§ **Required work**: Below are some records; work out how many of their lines contain "xlabel" and give the number only.

§ **Supplied material**:
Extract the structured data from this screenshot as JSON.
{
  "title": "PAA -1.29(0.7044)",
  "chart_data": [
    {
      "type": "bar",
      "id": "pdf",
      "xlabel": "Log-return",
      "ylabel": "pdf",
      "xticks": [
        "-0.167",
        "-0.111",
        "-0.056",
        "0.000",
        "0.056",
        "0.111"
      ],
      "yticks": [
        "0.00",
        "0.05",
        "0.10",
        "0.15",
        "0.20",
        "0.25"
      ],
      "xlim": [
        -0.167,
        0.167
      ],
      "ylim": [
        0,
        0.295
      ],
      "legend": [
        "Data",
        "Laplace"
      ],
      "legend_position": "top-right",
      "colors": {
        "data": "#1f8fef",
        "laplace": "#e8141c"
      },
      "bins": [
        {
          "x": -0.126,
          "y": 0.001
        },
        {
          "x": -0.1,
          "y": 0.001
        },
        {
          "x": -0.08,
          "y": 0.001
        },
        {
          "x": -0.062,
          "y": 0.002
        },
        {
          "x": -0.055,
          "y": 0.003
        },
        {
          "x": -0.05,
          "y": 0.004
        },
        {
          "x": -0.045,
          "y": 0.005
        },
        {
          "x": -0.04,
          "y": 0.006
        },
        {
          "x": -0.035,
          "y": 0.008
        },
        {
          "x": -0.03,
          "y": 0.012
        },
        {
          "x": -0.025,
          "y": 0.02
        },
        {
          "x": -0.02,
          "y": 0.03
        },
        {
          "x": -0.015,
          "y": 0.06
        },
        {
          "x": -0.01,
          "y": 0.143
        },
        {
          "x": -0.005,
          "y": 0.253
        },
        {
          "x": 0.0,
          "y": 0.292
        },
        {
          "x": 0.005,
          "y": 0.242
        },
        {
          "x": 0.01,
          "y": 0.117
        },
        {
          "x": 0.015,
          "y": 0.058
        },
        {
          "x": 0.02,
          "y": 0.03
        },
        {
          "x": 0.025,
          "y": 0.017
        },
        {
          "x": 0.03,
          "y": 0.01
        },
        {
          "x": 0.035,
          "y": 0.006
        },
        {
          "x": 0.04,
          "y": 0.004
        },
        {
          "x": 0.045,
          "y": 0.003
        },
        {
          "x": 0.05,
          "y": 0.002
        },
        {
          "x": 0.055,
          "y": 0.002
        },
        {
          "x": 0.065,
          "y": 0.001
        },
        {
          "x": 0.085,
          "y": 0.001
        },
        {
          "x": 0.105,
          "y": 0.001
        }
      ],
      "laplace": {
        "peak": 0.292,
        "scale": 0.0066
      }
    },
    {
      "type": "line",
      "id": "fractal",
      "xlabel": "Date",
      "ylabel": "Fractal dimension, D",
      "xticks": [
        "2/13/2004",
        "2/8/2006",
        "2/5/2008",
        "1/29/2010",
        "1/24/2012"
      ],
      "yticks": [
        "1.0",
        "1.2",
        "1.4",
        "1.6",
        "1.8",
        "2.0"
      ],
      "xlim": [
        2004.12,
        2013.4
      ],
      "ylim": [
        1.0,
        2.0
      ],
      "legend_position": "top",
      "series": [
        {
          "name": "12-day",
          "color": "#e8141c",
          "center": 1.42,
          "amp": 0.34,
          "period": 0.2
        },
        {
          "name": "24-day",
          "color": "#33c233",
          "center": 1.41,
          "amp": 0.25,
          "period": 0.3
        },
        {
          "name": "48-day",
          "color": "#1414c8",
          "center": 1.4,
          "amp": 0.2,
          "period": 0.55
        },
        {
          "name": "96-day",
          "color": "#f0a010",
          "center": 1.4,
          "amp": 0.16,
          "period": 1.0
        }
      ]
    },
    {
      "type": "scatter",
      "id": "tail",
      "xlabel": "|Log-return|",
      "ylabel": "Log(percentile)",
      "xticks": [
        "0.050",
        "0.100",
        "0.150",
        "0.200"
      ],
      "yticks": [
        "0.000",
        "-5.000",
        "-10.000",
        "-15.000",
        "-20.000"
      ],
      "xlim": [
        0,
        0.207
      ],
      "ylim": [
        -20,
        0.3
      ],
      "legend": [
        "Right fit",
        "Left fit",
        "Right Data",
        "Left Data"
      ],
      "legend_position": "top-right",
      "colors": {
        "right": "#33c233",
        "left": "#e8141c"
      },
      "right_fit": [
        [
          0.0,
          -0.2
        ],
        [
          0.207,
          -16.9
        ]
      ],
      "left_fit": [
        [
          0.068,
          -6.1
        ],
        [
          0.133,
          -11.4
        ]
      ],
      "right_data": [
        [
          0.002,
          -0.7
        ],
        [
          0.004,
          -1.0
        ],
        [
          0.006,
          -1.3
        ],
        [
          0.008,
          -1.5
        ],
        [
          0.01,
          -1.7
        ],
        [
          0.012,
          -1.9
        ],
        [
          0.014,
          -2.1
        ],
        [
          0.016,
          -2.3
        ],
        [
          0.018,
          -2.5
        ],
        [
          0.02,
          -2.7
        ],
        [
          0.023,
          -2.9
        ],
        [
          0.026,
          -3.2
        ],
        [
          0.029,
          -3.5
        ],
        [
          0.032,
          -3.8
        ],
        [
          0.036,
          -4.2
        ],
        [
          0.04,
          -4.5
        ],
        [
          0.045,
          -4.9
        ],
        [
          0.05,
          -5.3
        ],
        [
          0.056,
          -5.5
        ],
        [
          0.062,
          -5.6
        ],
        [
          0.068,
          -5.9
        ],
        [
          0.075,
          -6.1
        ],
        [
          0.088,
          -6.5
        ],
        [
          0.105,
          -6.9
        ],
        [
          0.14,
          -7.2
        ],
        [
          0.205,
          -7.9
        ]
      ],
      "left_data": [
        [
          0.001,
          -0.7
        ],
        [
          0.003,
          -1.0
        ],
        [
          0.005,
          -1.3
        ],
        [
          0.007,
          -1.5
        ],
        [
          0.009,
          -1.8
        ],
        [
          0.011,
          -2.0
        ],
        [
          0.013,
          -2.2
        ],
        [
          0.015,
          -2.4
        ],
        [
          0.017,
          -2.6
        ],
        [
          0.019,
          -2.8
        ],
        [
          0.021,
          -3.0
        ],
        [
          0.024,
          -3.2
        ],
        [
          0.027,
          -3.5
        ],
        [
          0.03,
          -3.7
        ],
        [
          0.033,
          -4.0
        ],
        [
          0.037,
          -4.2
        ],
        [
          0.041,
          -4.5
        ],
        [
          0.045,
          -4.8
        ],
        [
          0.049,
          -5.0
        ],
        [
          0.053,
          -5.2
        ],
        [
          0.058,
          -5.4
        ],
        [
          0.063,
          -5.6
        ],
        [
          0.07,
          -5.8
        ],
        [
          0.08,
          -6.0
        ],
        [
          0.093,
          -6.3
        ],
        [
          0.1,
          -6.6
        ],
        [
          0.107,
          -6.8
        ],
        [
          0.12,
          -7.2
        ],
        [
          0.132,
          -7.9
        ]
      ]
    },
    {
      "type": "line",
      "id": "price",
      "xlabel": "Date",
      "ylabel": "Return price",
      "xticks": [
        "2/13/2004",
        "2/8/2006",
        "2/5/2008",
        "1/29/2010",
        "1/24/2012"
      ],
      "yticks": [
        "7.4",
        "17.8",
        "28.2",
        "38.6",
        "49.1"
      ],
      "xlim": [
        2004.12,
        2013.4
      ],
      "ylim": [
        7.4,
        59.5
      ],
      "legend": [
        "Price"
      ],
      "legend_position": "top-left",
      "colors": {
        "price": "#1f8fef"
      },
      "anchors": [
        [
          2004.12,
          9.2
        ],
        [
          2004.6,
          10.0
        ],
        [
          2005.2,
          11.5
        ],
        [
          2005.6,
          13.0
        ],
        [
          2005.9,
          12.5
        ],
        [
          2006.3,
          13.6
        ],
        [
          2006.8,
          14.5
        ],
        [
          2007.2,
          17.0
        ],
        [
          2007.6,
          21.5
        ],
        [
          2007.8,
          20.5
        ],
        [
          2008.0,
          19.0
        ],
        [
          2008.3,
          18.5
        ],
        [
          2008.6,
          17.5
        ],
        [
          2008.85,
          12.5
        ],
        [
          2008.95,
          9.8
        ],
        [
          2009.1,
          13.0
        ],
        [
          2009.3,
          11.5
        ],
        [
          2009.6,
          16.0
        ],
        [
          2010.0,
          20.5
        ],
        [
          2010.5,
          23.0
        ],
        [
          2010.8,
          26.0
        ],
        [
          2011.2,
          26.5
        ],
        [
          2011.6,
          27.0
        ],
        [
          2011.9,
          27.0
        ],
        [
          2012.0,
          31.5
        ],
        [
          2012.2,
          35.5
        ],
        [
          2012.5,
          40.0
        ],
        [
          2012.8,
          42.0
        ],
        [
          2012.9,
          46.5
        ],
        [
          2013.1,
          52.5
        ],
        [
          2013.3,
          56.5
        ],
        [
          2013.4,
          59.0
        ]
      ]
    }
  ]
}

§ **Task result**: 4